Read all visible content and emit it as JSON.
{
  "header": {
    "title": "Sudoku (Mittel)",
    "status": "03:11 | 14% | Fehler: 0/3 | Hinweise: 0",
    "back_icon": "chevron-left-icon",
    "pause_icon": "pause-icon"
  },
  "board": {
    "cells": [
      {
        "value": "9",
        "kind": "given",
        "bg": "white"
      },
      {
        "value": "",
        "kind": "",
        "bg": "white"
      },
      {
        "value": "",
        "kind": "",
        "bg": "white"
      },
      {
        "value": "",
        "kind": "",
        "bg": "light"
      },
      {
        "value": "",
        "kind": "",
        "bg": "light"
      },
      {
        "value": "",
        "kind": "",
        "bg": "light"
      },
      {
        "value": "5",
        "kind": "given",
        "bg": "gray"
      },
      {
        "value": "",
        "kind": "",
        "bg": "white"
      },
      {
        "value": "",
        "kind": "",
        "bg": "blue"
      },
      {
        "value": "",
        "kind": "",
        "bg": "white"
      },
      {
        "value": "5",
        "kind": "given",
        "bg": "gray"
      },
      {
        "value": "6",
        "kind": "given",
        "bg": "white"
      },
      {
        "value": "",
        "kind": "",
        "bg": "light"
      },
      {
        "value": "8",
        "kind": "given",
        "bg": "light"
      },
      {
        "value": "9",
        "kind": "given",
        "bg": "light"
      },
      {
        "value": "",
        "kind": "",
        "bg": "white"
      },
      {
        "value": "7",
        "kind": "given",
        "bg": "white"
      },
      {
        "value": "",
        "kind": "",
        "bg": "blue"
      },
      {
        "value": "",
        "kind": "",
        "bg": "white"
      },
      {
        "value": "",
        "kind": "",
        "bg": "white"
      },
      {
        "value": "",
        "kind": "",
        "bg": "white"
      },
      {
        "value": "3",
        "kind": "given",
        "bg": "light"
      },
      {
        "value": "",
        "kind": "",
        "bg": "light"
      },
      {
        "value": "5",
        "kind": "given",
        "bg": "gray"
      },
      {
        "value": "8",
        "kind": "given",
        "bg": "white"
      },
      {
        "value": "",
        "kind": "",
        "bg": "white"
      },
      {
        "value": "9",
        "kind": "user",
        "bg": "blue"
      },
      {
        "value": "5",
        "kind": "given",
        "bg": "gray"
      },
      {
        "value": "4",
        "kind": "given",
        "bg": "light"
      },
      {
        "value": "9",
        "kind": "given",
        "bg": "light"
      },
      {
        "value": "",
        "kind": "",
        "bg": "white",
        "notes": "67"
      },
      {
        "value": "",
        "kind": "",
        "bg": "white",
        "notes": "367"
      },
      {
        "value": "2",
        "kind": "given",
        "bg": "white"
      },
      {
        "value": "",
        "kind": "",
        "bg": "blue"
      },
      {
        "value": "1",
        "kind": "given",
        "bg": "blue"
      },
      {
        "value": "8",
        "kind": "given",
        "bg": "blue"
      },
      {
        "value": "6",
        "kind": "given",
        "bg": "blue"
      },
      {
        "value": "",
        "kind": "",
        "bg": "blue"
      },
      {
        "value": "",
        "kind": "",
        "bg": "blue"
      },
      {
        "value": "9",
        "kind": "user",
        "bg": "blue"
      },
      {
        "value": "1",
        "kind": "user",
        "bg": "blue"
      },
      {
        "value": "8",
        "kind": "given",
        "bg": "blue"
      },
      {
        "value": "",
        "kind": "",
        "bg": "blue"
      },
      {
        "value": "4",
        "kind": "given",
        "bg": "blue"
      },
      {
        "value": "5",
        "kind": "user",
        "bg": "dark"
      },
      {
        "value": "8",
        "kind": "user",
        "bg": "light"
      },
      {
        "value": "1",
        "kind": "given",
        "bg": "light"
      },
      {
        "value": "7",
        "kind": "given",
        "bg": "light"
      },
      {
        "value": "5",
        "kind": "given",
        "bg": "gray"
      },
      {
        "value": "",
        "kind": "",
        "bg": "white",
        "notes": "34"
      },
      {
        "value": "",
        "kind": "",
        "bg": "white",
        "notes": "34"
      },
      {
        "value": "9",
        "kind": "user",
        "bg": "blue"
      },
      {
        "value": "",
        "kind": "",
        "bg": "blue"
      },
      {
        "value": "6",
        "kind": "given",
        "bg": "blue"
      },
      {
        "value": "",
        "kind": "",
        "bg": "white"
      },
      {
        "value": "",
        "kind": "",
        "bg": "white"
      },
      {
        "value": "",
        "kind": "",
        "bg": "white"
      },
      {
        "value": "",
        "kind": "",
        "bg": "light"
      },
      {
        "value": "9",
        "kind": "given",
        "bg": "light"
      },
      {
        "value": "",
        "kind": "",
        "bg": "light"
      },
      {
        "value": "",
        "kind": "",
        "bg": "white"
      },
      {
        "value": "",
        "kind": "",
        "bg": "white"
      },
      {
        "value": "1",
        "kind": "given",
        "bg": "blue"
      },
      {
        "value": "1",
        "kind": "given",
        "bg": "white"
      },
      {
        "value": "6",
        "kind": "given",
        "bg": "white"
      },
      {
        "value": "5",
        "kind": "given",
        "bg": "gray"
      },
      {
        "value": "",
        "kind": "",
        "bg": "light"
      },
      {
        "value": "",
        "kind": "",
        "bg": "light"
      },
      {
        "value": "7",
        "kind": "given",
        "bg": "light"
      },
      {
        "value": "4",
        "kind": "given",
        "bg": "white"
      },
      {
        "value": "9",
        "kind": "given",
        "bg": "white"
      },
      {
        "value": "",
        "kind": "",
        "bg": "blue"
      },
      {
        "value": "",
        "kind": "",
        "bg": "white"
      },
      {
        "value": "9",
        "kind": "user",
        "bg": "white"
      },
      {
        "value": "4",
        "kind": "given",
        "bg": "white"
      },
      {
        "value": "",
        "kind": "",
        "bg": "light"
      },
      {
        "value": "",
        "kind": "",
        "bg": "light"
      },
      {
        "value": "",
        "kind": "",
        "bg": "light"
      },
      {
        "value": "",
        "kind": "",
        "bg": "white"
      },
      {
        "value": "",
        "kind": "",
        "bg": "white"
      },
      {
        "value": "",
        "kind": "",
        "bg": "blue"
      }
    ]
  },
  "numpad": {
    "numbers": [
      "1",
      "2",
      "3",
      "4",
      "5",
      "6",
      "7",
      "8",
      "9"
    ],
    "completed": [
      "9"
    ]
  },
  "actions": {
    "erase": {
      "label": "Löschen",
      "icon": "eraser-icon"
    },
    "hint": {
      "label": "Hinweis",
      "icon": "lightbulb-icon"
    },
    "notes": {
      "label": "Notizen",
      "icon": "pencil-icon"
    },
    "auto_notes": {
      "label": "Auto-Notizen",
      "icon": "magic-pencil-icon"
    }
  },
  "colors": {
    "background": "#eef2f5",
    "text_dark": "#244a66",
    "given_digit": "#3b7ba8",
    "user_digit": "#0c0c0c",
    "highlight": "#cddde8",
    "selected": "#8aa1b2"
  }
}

▶ [Instructions to follow]:
Set down the listing above in full, please, exactly as it appears.

▶ [Task output]:
Read all visible content and emit it as JSON.
{
  "header": {
    "title": "Sudoku (Mittel)",
    "status": "03:11 | 14% | Fehler: 0/3 | Hinweise: 0",
    "back_icon": "chevron-left-icon",
    "pause_icon": "pause-icon"
  },
  "board": {
    "cells": [
      {
        "value": "9",
        "kind": "given",
        "bg": "white"
      },
      {
        "value": "",
        "kind": "",
        "bg": "white"
      },
      {
        "value": "",
        "kind": "",
        "bg": "white"
      },
      {
        "value": "",
        "kind": "",
        "bg": "light"
      },
      {
        "value": "",
        "kind": "",
        "bg": "light"
      },
      {
        "value": "",
        "kind": "",
        "bg": "light"
      },
      {
        "value": "5",
        "kind": "given",
        "bg": "gray"
      },
      {
        "value": "",
        "kind": "",
        "bg": "white"
      },
      {
        "value": "",
        "kind": "",
        "bg": "blue"
      },
      {
        "value": "",
        "kind": "",
        "bg": "white"
      },
      {
        "value": "5",
        "kind": "given",
        "bg": "gray"
      },
      {
        "value": "6",
        "kind": "given",
        "bg": "white"
      },
      {
        "value": "",
        "kind": "",
        "bg": "light"
      },
      {
        "value": "8",
        "kind": "given",
        "bg": "light"
      },
      {
        "value": "9",
        "kind": "given",
        "bg": "light"
      },
      {
        "value": "",
        "kind": "",
        "bg": "white"
      },
      {
        "value": "7",
        "kind": "given",
        "bg": "white"
      },
      {
        "value": "",
        "kind": "",
        "bg": "blue"
      },
      {
        "value": "",
        "kind": "",
        "bg": "white"
      },
      {
        "value": "",
        "kind": "",
        "bg": "white"
      },
      {
        "value": "",
        "kind": "",
        "bg": "white"
      },
      {
        "value": "3",
        "kind": "given",
        "bg": "light"
      },
      {
        "value": "",
        "kind": "",
        "bg": "light"
      },
      {
        "value": "5",
        "kind": "given",
        "bg": "gray"
      },
      {
        "value": "8",
        "kind": "given",
        "bg": "white"
      },
      {
        "value": "",
        "kind": "",
        "bg": "white"
      },
      {
        "value": "9",
        "kind": "user",
        "bg": "blue"
      },
      {
        "value": "5",
        "kind": "given",
        "bg": "gray"
      },
      {
        "value": "4",
        "kind": "given",
        "bg": "light"
      },
      {
        "value": "9",
        "kind": "given",
        "bg": "light"
      },
      {
        "value": "",
        "kind": "",
        "bg": "white",
        "notes": "67"
      },
      {
        "value": "",
        "kind": "",
        "bg": "white",
        "notes": "367"
      },
      {
        "value": "2",
        "kind": "given",
        "bg": "white"
      },
      {
        "value": "",
        "kind": "",
        "bg": "blue"
      },
      {
        "value": "1",
        "kind": "given",
        "bg": "blue"
      },
      {
        "value": "8",
        "kind": "given",
        "bg": "blue"
      },
      {
        "value": "6",
        "kind": "given",
        "bg": "blue"
      },
      {
        "value": "",
        "kind": "",
        "bg": "blue"
      },
      {
        "value": "",
        "kind": "",
        "bg": "blue"
      },
      {
        "value": "9",
        "kind": "user",
        "bg": "blue"
      },
      {
        "value": "1",
        "kind": "user",
        "bg": "blue"
      },
      {
        "value": "8",
        "kind": "given",
        "bg": "blue"
      },
      {
        "value": "",
        "kind": "",
        "bg": "blue"
      },
      {
        "value": "4",
        "kind": "given",
        "bg": "blue"
      },
      {
        "value": "5",
        "kind": "user",
        "bg": "dark"
      },
      {
        "value": "8",
        "kind": "user",
        "bg": "light"
      },
      {
        "value": "1",
        "kind": "given",
        "bg": "light"
      },
      {
        "value": "7",
        "kind": "given",
        "bg": "light"
      },
      {
        "value": "5",
        "kind": "given",
        "bg": "gray"
      },
      {
        "value": "",
        "kind": "",
        "bg": "white",
        "notes": "34"
      },
      {
        "value": "",
        "kind": "",
        "bg": "white",
        "notes": "34"
      },
      {
        "value": "9",
        "kind": "user",
        "bg": "blue"
      },
      {
        "value": "",
        "kind": "",
        "bg": "blue"
      },
      {
        "value": "6",
        "kind": "given",
        "bg": "blue"
      },
      {
        "value": "",
        "kind": "",
        "bg": "white"
      },
      {
        "value": "",
        "kind": "",
        "bg": "white"
      },
      {
        "value": "",
        "kind": "",
        "bg": "white"
      },
      {
        "value": "",
        "kind": "",
        "bg": "light"
      },
      {
        "value": "9",
        "kind": "given",
        "bg": "light"
      },
      {
        "value": "",
        "kind": "",
        "bg": "light"
      },
      {
        "value": "",
        "kind": "",
        "bg": "white"
      },
      {
        "value": "",
        "kind": "",
        "bg": "white"
      },
      {
        "value": "1",
        "kind": "given",
        "bg": "blue"
      },
      {
        "value": "1",
        "kind": "given",
        "bg": "white"
      },
      {
        "value": "6",
        "kind": "given",
        "bg": "white"
      },
      {
        "value": "5",
        "kind": "given",
        "bg": "gray"
      },
      {
        "value": "",
        "kind": "",
        "bg": "light"
      },
      {
        "value": "",
        "kind": "",
        "bg": "light"
      },
      {
        "value": "7",
        "kind": "given",
        "bg": "light"
      },
      {
        "value": "4",
        "kind": "given",
        "bg": "white"
      },
      {
        "value": "9",
        "kind": "given",
        "bg": "white"
      },
      {
        "value": "",
        "kind": "",
        "bg": "blue"
      },
      {
        "value": "",
        "kind": "",
        "bg": "white"
      },
      {
        "value": "9",
        "kind": "user",
        "bg": "white"
      },
      {
        "value": "4",
        "kind": "given",
        "bg": "white"
      },
      {
        "value": "",
        "kind": "",
        "bg": "light"
      },
      {
        "value": "",
        "kind": "",
        "bg": "light"
      },
      {
        "value": "",
        "kind": "",
        "bg": "light"
      },
      {
        "value": "",
        "kind": "",
        "bg": "white"
      },
      {
        "value": "",
        "kind": "",
        "bg": "white"
      },
      {
        "value": "",
        "kind": "",
        "bg": "blue"
      }
    ]
  },
  "numpad": {
    "numbers": [
      "1",
      "2",
      "3",
      "4",
      "5",
      "6",
      "7",
      "8",
      "9"
    ],
    "completed": [
      "9"
    ]
  },
  "actions": {
    "erase": {
      "label": "Löschen",
      "icon": "eraser-icon"
    },
    "hint": {
      "label": "Hinweis",
      "icon": "lightbulb-icon"
    },
    "notes": {
      "label": "Notizen",
      "icon": "pencil-icon"
    },
    "auto_notes": {
      "label": "Auto-Notizen",
      "icon": "magic-pencil-icon"
    }
  },
  "colors": {
    "background": "#eef2f5",
    "text_dark": "#244a66",
    "given_digit": "#3b7ba8",
    "user_digit": "#0c0c0c",
    "highlight": "#cddde8",
    "selected": "#8aa1b2"
  }
}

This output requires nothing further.